■ **Stored entries**

::::

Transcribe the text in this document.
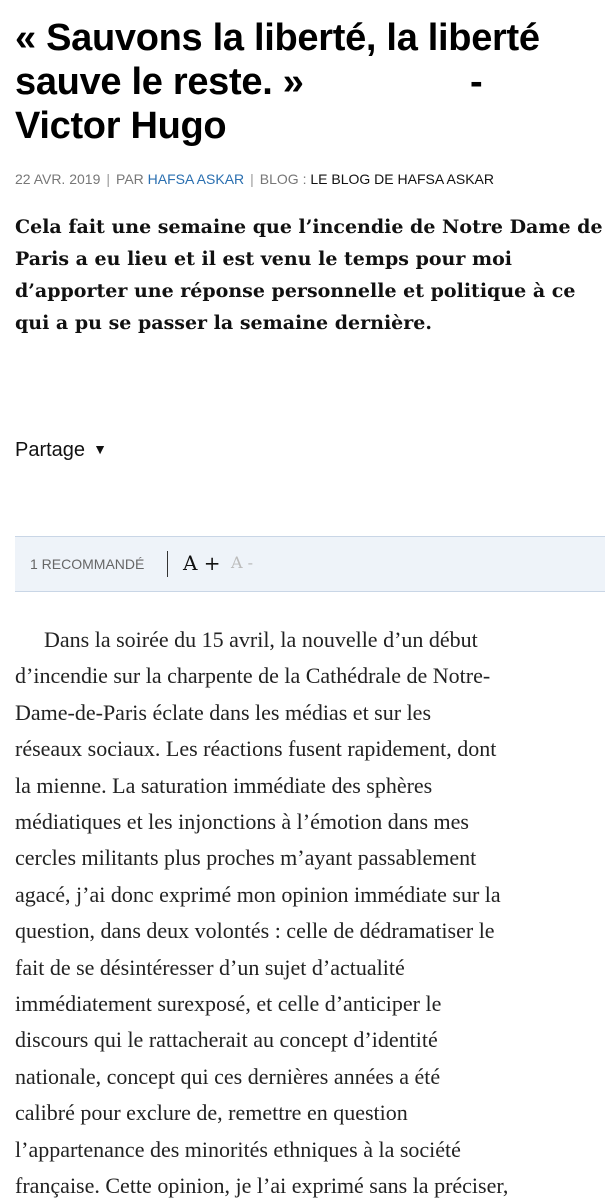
« Sauvons la liberté, la liberté
sauve le reste. »
Victor Hugo
-
22 AVR. 2019 | PAR HAFSA ASKAR | BLOG : LE BLOG DE HAFSA ASKAR

Cela fait une semaine que l’incendie de Notre Dame de Paris a eu lieu et il est venu le temps pour moi d’apporter une réponse personnelle et politique à ce qui a pu se passer la semaine dernière.

Partage ▼
1 RECOMMANDÉ A + A -
Dans la soirée du 15 avril, la nouvelle d’un début
d’incendie sur la charpente de la Cathédrale de Notre-
Dame-de-Paris éclate dans les médias et sur les
réseaux sociaux. Les réactions fusent rapidement, dont
la mienne. La saturation immédiate des sphères
médiatiques et les injonctions à l’émotion dans mes
cercles militants plus proches m’ayant passablement
agacé, j’ai donc exprimé mon opinion immédiate sur la
question, dans deux volontés : celle de dédramatiser le
fait de se désintéresser d’un sujet d’actualité
immédiatement surexposé, et celle d’anticiper le
discours qui le rattacherait au concept d’identité
nationale, concept qui ces dernières années a été
calibré pour exclure de, remettre en question
l’appartenance des minorités ethniques à la société
française. Cette opinion, je l’ai exprimé sans la préciser,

::::

■ **PROMPT**
Repeat each line of the records above exactly, but do not copy the pictures.

■ **WORKED ANSWER**
Transcribe the text in this document.
« Sauvons la liberté, la liberté
sauve le reste. »
Victor Hugo
-
22 AVR. 2019 | PAR HAFSA ASKAR | BLOG : LE BLOG DE HAFSA ASKAR

Cela fait une semaine que l’incendie de Notre Dame de Paris a eu lieu et il est venu le temps pour moi d’apporter une réponse personnelle et politique à ce qui a pu se passer la semaine dernière.

Partage ▼
1 RECOMMANDÉ A + A -
Dans la soirée du 15 avril, la nouvelle d’un début
d’incendie sur la charpente de la Cathédrale de Notre-
Dame-de-Paris éclate dans les médias et sur les
réseaux sociaux. Les réactions fusent rapidement, dont
la mienne. La saturation immédiate des sphères
médiatiques et les injonctions à l’émotion dans mes
cercles militants plus proches m’ayant passablement
agacé, j’ai donc exprimé mon opinion immédiate sur la
question, dans deux volontés : celle de dédramatiser le
fait de se désintéresser d’un sujet d’actualité
immédiatement surexposé, et celle d’anticiper le
discours qui le rattacherait au concept d’identité
nationale, concept qui ces dernières années a été
calibré pour exclure de, remettre en question
l’appartenance des minorités ethniques à la société
française. Cette opinion, je l’ai exprimé sans la préciser,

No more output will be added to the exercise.